◆ GOAL OF THE EXERCISE:
Identify and copy all lines of the material where the string "Nederland" is found.

** Start LISTED RECORDS **

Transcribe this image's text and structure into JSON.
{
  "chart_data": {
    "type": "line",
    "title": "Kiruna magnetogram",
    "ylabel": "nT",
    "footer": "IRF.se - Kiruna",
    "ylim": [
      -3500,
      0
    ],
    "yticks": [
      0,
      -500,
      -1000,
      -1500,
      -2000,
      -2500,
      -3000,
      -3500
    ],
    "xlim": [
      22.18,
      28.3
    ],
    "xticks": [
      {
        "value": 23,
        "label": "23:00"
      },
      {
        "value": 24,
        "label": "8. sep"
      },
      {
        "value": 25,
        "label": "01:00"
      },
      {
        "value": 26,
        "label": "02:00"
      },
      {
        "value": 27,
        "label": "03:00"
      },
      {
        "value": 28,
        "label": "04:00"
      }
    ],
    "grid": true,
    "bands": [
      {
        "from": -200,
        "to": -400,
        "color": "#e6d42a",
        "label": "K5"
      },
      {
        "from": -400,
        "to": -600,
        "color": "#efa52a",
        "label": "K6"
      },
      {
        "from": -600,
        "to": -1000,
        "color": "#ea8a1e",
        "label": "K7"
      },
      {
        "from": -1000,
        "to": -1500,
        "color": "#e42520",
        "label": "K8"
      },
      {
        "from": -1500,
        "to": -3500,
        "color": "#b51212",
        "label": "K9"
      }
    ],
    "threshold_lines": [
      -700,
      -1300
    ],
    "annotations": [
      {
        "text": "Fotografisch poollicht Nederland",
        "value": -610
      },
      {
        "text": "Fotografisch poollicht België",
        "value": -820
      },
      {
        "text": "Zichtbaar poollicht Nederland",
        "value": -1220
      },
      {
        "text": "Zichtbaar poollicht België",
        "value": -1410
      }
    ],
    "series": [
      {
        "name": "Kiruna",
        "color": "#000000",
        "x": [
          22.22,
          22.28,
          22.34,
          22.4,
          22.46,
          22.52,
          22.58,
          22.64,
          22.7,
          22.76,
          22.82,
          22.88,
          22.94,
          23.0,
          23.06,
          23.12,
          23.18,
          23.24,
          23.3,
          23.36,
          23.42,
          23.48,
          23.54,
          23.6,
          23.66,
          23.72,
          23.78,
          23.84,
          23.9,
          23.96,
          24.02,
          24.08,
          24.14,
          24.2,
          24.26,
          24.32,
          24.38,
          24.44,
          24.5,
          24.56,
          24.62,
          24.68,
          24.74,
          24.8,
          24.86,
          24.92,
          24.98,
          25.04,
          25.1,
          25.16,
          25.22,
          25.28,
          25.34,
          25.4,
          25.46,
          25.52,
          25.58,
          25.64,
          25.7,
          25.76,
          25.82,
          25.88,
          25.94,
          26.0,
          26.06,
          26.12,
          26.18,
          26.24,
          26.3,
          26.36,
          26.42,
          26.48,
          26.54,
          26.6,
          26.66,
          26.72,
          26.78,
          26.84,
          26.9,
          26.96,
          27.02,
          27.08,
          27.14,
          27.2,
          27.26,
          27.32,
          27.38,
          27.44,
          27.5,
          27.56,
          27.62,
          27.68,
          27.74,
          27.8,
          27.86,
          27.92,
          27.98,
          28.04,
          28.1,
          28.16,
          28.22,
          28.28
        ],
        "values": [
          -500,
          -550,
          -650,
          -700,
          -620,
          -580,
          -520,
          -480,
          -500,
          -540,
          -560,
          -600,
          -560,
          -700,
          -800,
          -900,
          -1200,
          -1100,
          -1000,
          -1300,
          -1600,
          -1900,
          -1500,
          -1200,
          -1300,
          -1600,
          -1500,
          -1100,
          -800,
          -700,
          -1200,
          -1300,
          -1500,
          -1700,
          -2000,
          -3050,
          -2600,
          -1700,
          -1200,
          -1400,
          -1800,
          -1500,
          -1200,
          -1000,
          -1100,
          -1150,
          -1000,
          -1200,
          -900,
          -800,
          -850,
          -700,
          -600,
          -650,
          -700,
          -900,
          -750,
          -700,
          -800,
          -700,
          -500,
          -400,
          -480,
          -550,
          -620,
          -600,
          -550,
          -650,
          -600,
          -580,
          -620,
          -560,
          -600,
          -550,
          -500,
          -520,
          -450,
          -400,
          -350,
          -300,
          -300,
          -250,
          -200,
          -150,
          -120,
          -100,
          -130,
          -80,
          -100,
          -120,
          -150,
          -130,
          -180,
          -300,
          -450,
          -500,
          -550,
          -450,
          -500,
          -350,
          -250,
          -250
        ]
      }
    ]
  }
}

** End LISTED RECORDS **

◆ EXPECTED ANSWER:
        "text": "Fotografisch poollicht Nederland",
        "text": "Zichtbaar poollicht Nederland",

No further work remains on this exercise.